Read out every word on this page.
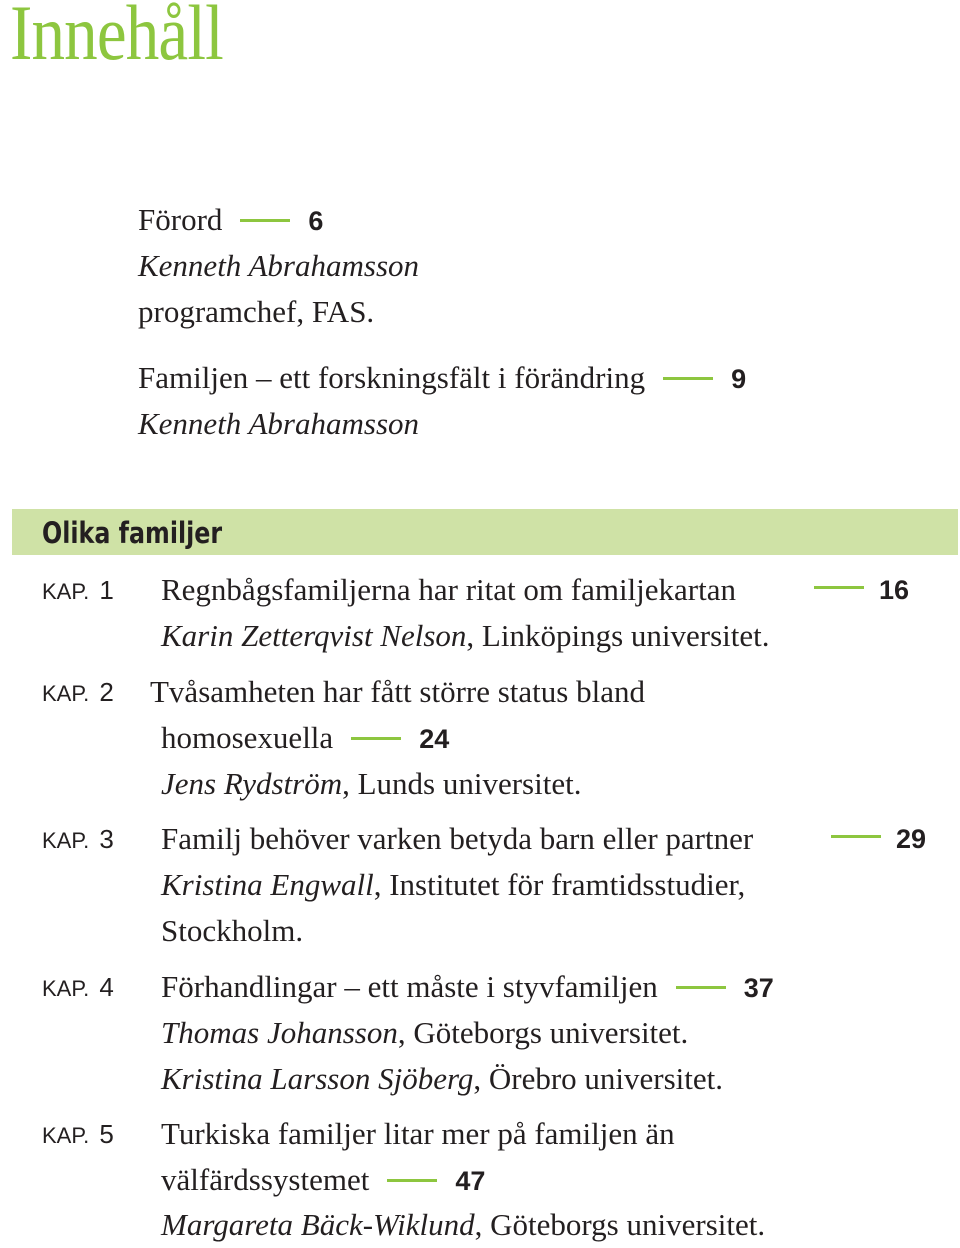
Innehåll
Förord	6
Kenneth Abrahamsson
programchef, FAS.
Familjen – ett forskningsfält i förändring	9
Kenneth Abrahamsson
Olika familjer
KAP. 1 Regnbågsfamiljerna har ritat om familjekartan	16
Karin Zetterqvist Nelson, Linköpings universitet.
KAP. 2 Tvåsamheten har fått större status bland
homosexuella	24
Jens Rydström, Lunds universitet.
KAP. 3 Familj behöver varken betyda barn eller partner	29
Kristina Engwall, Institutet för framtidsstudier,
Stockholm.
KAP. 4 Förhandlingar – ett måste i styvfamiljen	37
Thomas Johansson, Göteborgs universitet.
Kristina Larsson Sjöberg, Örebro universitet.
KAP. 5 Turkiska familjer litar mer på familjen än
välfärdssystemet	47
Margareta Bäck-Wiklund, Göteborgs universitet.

::::::::::

Do this
Exclude the pictures. Write out the remaining data exactly.

Task response
Read out every word on this page.
Innehåll
Förord	6
Kenneth Abrahamsson
programchef, FAS.
Familjen – ett forskningsfält i förändring	9
Kenneth Abrahamsson
Olika familjer
KAP. 1 Regnbågsfamiljerna har ritat om familjekartan	16
Karin Zetterqvist Nelson, Linköpings universitet.
KAP. 2 Tvåsamheten har fått större status bland
homosexuella	24
Jens Rydström, Lunds universitet.
KAP. 3 Familj behöver varken betyda barn eller partner	29
Kristina Engwall, Institutet för framtidsstudier,
Stockholm.
KAP. 4 Förhandlingar – ett måste i styvfamiljen	37
Thomas Johansson, Göteborgs universitet.
Kristina Larsson Sjöberg, Örebro universitet.
KAP. 5 Turkiska familjer litar mer på familjen än
välfärdssystemet	47
Margareta Bäck-Wiklund, Göteborgs universitet.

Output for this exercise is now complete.